#### GIVEN PROBLEM
Using the data beneath, show every line that includes the word "Existing".

#### AVAILABLE RECORDS
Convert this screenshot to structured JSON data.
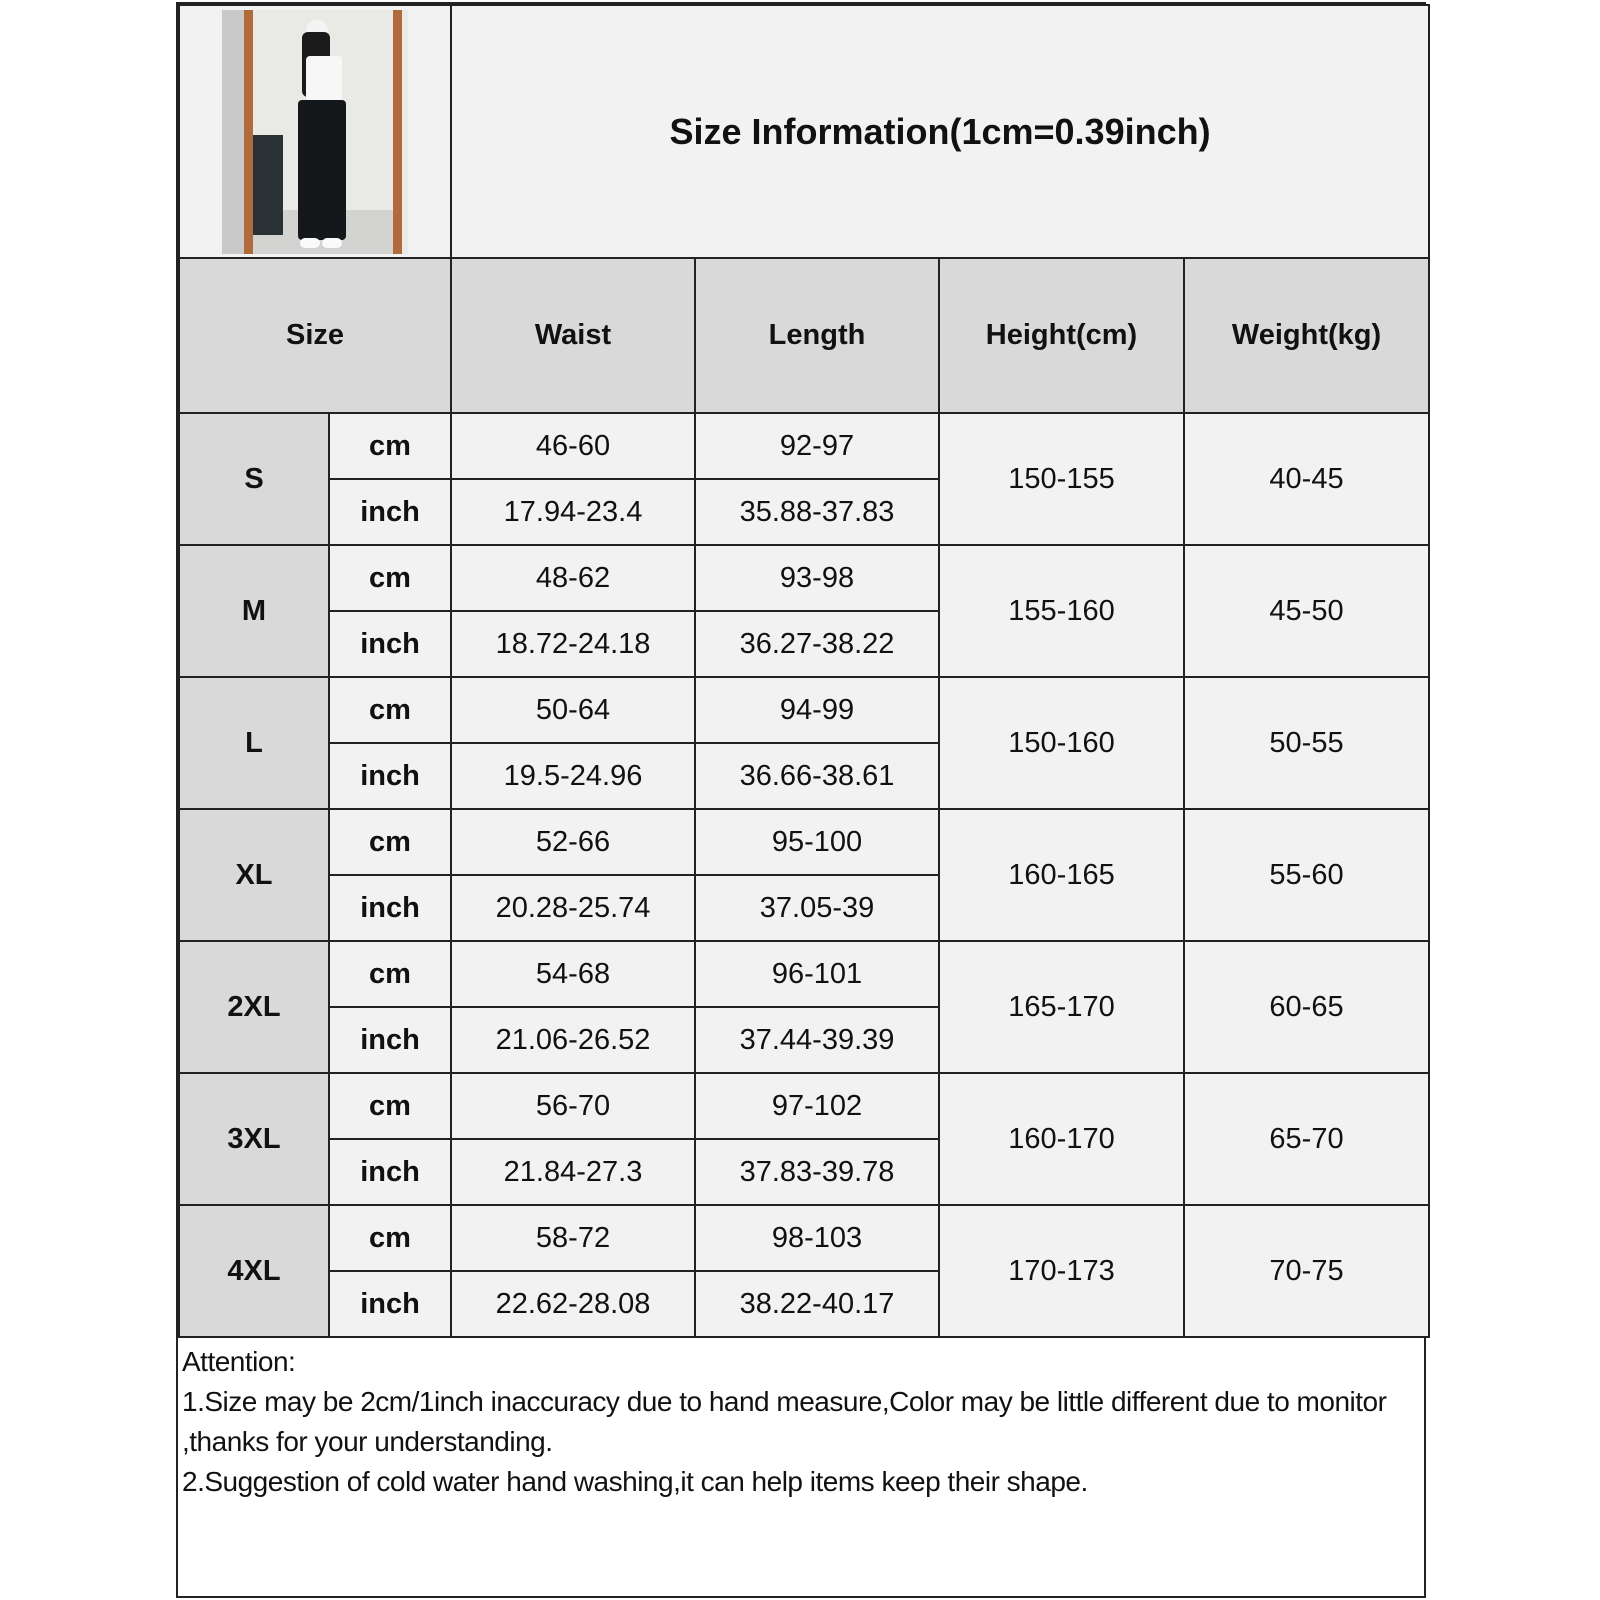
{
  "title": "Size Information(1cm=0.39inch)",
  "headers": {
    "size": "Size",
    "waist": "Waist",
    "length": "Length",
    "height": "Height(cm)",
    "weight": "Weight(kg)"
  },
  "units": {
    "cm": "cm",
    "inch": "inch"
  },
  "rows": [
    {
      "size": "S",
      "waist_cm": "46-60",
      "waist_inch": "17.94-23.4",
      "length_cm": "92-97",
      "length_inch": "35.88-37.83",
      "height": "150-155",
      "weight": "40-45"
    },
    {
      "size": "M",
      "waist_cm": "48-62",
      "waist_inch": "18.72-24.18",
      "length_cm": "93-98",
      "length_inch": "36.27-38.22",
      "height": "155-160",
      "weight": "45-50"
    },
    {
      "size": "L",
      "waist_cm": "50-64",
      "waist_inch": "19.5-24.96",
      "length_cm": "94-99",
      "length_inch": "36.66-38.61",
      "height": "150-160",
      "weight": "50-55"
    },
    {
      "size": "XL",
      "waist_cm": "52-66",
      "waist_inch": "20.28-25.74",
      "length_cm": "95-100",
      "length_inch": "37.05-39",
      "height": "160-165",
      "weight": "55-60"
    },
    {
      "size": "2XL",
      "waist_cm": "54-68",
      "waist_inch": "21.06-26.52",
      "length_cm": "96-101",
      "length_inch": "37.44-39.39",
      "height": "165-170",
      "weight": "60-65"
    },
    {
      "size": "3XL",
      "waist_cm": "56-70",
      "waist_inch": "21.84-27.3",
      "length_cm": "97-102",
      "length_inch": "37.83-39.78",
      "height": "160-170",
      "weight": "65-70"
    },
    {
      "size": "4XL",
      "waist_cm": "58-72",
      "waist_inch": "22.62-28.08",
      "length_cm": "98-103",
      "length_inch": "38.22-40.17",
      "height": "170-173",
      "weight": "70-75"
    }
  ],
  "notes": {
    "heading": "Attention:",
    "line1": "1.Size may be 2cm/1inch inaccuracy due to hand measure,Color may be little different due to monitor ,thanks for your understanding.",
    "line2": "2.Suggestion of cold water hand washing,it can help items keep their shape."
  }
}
==
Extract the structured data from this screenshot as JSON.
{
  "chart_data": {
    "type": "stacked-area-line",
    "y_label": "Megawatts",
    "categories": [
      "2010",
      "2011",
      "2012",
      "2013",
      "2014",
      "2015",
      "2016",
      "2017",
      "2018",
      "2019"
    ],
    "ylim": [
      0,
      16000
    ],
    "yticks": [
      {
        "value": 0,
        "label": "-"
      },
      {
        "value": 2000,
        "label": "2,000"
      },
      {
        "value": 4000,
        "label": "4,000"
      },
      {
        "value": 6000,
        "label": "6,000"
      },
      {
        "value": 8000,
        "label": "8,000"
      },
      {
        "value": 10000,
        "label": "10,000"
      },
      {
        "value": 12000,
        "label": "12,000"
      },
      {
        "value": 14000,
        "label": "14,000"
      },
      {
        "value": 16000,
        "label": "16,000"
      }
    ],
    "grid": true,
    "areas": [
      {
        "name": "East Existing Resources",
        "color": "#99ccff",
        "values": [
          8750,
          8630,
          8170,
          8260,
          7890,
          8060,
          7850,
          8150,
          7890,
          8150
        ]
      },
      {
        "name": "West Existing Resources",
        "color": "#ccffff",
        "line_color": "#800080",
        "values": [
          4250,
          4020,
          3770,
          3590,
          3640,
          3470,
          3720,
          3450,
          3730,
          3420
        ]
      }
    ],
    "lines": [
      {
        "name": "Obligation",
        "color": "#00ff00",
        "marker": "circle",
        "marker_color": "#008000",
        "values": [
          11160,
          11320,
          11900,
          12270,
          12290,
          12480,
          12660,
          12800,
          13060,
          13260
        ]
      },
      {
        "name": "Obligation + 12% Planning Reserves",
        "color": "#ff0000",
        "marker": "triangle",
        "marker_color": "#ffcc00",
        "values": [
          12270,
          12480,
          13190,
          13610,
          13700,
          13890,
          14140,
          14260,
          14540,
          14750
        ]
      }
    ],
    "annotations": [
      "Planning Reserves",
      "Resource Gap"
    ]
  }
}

#### EXPECTED ANSWER
        "name": "East Existing Resources",
        "name": "West Existing Resources",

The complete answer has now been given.